§ **WHAT YOU WILL DO**
[1] Retype the patent claims from "processing the one" to "provided the one or more selected refinement queries.".
[2] Summarize the patent claims in two sentences.
[3] Continue the patent claims from where they stop.

##### EXTRACT PROVIDED #####

13. The one or more non-transitory computer-readable storage media of claim 10, wherein the one or more first queries comprise a search query, and wherein the first response comprises search results generated by a search system based on the search query.

14. The one or more non-transitory computer-readable storage media of claim 10, wherein the one or more first queries comprise a user prompt, and wherein the first response comprises a response generated by a trained language model from processing the user prompt.

15. The one or more non-transitory computer-readable storage media of claim 10, wherein generating the refinement query based on the plurality of candidate refinement queries comprises:

performing a selection process to select one or more refinement queries from the plurality of candidate refinement queries; and

generating the refinement query based on the one or more selected refinement queries.

16. The one or more non-transitory computer-readable storage media of claim 10, wherein generating the refinement query based on the plurality of candidate refinement queries comprises:

identifying multiple candidate refinement queries to aggregate into a final refinement query based on a semantic similarity between the candidate refinements.

17. The one or more non-transitory computer-readable storage media of claim 16, wherein the final refinement query comprises a question that is semantically similar to questions included in the multiple identified candidate refinement queries.

18. The one or more non-transitory computer-readable storage media of claim 17, further comprising splitting a required amount for the final refinement query between multiple entities that provided the multiple refinement queries.

19. The one or more non-transitory computer-readable storage media of claim 10, wherein determining that there is insufficient information in the one or more first queries to select the digital component comprises:

processing the one or more first queries using the trained language model to generate a sufficiency classification output.

20. The one or more non-transitory computer-readable storage media of claim 10, wherein generating the refinement query based on the plurality of candidate refinement queries comprises:

splitting a total amount associated with the one or more selected refinement queries among one or more entities that provided the one or more selected refinement queries.

##### SOURCE DATA #####

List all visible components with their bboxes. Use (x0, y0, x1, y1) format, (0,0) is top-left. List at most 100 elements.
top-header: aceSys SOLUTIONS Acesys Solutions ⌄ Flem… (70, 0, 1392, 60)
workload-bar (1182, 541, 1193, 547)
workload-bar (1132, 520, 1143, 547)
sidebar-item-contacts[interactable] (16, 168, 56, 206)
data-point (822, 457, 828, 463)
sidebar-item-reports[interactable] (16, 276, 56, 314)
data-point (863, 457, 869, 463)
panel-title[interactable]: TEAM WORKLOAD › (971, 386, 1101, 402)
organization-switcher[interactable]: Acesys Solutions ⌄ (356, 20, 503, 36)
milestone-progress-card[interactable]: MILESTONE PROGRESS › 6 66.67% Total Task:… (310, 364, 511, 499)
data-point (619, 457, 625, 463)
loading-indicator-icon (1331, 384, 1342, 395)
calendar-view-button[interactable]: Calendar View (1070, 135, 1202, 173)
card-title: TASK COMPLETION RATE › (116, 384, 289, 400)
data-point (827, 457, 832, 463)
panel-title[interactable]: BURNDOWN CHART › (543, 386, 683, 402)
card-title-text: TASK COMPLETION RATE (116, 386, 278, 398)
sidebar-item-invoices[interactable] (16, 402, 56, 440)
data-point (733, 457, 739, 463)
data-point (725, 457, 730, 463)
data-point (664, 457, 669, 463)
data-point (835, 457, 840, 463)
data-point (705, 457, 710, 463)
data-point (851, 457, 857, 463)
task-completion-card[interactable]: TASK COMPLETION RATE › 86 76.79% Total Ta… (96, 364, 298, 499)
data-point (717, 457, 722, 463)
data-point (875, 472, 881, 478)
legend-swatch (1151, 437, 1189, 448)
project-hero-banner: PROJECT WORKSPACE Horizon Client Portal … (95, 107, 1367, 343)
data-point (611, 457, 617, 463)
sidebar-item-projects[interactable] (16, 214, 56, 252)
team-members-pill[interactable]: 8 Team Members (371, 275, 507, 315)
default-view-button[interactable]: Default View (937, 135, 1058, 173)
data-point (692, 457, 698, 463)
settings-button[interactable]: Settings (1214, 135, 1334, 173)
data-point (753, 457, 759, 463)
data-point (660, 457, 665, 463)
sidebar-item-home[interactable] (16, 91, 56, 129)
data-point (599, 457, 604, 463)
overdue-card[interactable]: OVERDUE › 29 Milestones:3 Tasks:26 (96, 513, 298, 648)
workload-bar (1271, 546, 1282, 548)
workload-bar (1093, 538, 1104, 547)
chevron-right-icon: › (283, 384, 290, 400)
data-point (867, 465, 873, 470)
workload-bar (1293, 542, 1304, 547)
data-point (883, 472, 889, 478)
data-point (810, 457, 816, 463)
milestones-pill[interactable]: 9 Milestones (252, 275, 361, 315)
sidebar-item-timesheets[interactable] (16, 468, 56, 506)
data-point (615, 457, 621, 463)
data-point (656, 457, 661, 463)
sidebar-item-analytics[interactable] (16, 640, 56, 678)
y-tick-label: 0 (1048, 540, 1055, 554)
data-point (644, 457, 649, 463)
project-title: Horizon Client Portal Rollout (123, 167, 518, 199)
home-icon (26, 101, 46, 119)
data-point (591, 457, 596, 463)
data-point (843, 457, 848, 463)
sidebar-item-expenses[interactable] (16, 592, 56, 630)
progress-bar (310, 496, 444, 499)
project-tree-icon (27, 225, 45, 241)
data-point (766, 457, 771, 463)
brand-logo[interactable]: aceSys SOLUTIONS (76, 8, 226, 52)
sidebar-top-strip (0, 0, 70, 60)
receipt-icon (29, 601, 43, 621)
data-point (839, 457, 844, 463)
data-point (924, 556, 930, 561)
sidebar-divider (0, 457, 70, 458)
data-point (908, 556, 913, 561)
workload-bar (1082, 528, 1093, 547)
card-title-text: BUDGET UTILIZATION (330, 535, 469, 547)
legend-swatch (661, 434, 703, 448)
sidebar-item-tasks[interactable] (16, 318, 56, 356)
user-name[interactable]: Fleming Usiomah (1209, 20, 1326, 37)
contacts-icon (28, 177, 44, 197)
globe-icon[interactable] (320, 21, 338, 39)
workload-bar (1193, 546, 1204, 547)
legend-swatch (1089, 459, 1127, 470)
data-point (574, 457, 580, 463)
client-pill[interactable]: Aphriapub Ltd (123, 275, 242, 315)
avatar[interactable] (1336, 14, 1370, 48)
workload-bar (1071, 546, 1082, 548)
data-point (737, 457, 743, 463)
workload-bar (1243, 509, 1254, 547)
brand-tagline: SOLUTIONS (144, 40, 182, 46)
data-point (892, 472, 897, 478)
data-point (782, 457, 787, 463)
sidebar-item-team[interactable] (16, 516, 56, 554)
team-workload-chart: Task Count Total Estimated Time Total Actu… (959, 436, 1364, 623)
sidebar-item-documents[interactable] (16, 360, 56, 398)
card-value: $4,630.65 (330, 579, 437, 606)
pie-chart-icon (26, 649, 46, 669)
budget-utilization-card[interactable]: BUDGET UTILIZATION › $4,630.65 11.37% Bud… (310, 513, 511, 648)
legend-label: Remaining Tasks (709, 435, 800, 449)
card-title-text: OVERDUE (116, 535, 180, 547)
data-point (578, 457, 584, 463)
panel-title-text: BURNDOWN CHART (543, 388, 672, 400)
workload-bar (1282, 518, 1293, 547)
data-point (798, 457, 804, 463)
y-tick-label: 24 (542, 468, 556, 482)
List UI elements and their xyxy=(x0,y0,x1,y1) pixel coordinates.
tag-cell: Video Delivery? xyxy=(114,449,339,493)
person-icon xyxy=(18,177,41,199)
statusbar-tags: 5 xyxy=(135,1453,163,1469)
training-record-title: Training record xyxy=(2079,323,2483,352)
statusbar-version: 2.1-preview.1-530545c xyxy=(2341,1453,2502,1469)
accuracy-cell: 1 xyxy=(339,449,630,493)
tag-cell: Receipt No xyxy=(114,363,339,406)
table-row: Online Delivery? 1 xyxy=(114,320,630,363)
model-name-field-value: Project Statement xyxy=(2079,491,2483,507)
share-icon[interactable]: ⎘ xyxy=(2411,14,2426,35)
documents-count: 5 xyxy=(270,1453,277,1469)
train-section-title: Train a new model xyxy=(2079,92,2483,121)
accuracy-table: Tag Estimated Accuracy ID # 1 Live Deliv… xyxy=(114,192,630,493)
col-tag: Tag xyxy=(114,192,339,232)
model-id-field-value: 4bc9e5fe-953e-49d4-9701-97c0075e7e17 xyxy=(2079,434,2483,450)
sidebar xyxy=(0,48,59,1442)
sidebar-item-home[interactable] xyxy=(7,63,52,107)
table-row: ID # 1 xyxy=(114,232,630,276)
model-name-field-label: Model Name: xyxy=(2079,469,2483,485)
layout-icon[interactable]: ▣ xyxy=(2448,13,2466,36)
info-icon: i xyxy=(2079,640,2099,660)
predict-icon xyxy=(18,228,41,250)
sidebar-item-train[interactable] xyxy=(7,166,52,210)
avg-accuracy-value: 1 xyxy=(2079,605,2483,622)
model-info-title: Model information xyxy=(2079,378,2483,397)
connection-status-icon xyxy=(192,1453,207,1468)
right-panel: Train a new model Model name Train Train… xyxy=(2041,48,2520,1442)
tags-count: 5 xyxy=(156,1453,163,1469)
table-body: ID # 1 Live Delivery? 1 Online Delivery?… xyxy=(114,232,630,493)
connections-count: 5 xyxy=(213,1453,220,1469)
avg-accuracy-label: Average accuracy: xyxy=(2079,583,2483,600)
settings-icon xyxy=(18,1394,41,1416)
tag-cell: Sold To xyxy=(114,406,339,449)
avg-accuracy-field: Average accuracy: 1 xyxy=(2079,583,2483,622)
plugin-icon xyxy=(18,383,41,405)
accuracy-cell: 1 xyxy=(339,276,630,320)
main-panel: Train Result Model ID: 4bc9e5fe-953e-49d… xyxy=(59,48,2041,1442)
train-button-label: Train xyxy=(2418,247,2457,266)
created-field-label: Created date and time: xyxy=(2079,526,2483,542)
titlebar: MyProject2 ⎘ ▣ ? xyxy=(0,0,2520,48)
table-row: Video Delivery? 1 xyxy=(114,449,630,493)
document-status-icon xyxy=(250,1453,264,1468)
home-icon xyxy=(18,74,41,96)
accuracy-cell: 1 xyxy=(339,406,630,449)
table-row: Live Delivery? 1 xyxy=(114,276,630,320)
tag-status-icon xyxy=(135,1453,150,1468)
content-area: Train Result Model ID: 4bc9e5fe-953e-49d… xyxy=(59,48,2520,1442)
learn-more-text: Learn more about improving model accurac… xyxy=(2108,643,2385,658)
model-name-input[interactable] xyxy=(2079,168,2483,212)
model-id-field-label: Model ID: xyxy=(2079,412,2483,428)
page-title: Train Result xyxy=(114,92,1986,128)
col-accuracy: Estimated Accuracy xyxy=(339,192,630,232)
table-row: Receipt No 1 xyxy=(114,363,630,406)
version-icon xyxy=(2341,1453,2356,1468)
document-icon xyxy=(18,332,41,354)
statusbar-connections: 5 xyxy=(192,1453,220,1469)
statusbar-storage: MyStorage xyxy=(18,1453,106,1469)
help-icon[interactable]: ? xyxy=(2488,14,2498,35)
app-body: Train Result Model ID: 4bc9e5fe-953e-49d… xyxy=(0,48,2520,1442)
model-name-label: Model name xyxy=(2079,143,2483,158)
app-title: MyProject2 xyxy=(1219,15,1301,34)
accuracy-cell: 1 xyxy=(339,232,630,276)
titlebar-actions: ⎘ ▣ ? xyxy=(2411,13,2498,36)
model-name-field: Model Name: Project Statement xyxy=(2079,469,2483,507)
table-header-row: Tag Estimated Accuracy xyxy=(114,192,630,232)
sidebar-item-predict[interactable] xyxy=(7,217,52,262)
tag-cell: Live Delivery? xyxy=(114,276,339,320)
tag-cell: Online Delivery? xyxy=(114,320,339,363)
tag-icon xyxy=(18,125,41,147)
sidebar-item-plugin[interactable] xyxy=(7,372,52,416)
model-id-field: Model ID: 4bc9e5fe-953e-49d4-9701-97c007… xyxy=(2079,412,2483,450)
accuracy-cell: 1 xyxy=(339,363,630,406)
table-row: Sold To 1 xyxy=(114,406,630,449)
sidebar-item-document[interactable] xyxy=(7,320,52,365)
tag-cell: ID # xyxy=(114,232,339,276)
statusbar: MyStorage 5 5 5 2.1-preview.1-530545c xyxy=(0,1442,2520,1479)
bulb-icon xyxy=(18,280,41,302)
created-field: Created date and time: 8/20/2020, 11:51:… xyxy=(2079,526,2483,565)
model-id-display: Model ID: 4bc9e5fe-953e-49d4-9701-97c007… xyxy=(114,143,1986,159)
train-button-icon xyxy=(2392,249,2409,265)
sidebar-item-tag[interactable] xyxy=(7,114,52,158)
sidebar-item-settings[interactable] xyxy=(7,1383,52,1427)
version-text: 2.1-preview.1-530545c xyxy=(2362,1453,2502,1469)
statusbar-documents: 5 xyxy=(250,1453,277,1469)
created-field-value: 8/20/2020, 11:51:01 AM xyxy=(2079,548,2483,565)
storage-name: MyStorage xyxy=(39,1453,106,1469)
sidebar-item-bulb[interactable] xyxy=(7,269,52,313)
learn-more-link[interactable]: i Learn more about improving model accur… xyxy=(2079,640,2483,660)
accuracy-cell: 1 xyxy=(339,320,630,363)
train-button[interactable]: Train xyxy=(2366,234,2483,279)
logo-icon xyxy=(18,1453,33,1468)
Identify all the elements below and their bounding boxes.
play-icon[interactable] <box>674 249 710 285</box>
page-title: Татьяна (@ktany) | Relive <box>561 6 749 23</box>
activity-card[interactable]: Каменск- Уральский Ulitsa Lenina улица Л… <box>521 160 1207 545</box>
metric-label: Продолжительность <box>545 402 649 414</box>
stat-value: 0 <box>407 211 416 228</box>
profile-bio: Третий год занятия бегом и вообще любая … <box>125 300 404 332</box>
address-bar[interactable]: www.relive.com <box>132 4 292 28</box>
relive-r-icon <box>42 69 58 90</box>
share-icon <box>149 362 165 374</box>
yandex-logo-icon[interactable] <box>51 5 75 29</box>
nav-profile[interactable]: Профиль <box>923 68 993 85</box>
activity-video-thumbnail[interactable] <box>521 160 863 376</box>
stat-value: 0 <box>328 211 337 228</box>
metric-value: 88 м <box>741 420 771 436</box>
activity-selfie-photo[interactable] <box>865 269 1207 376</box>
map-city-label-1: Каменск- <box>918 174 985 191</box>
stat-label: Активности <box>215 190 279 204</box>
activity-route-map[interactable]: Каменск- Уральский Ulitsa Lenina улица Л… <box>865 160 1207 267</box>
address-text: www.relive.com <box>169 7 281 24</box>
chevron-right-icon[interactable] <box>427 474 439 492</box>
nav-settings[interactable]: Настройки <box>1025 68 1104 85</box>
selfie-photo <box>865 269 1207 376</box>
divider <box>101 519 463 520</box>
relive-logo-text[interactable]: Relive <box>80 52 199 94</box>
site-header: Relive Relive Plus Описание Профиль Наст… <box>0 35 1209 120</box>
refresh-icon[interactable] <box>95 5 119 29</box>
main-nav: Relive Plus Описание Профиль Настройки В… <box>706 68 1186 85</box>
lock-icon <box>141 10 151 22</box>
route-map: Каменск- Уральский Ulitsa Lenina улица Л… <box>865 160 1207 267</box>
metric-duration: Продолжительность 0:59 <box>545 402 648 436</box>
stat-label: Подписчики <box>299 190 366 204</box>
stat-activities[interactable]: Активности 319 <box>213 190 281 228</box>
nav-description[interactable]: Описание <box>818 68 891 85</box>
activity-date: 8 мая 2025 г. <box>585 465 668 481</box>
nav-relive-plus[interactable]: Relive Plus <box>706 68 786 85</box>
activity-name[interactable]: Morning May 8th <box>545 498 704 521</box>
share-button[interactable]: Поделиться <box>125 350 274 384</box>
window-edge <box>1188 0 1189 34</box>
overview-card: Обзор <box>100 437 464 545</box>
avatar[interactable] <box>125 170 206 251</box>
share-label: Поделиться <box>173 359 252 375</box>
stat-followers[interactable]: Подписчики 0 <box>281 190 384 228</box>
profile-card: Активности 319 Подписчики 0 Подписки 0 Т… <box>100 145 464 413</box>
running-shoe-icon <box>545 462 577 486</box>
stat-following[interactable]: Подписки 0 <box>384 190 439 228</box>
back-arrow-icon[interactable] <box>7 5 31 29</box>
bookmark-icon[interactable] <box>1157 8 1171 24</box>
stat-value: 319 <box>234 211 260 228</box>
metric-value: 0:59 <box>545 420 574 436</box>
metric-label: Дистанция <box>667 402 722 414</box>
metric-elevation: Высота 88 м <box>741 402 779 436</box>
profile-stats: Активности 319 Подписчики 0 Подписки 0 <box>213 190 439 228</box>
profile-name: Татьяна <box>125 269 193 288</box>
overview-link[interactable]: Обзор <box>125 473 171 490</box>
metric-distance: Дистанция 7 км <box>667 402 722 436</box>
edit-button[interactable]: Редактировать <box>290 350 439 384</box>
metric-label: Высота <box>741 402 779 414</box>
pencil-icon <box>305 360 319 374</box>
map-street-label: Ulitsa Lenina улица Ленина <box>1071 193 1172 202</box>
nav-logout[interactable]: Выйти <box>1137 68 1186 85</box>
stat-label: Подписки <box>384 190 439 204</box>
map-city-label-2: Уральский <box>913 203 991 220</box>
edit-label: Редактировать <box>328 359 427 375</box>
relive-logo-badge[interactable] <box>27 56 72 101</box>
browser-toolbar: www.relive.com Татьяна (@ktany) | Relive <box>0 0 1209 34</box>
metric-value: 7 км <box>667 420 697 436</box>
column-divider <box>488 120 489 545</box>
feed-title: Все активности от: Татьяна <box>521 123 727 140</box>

#####

§ **TASK RESULTS**
[1]
processing the one or more first queries using the trained language model to generate a sufficiency classification output.

20. The one or more non-transitory computer-readable storage media of claim 10, wherein generating the refinement query based on the plurality of candidate refinement queries comprises:

splitting a total amount associated with the one or more selected refinement queries among one or more entities that provided the one or more selected refinement queries.

[2] These claims cover storage media in which the first queries may be a search query or a user prompt, and the first response may be search results from a search system or output generated by a trained language model. A refinement query is generated from candidate refinement queries by selecting some of them or by aggregating semantically similar ones into a final query, with amounts split among the entities that provided them, and a trained language model produces a sufficiency classification output to determine whether the first queries hold enough information to select the digital component.

[3]
21. A system comprising:

one or more computers; and

one or more storage devices storing instructions that, when executed by the one or more computers, cause the one or more computers to perform the operations comprising:

receiving one or more first queries from a client device of a user;

determining that there is insufficient information based on session data comprising the one or more first queries to select a digital component to present to the user in response to the first query;

generating, based on a plurality of candidate refinement queries that are mapped to different entities, a refinement query that has a question format and prompts the user to provide additional information related to the one or more first queries;

providing the refinement query to the client device for presentation to the user as a part of a first response that is generated based on at least one of the one or more first queries;

receiving one or more second queries from the client device of the user after having provided the refinement query to the client device for presentation to the user, wherein the second query comprises a user response to the refinement query;

determining that there is sufficient information in updated session data comprising the one or more second queries and data related to at least one of the one or more first queries to select a digital component;

selecting, from a plurality of candidate digital components that are mapped to the different entities, a selected digital component mapped to a particular entity; and

sending the selected digital component to the client device for presentation to the user as a part of a second response that is generated based on the one or more second queries.

22. The system of claim 21, wherein the one or more first queries comprise a search query, and wherein the first response comprises search results generated by a search system based on the search query.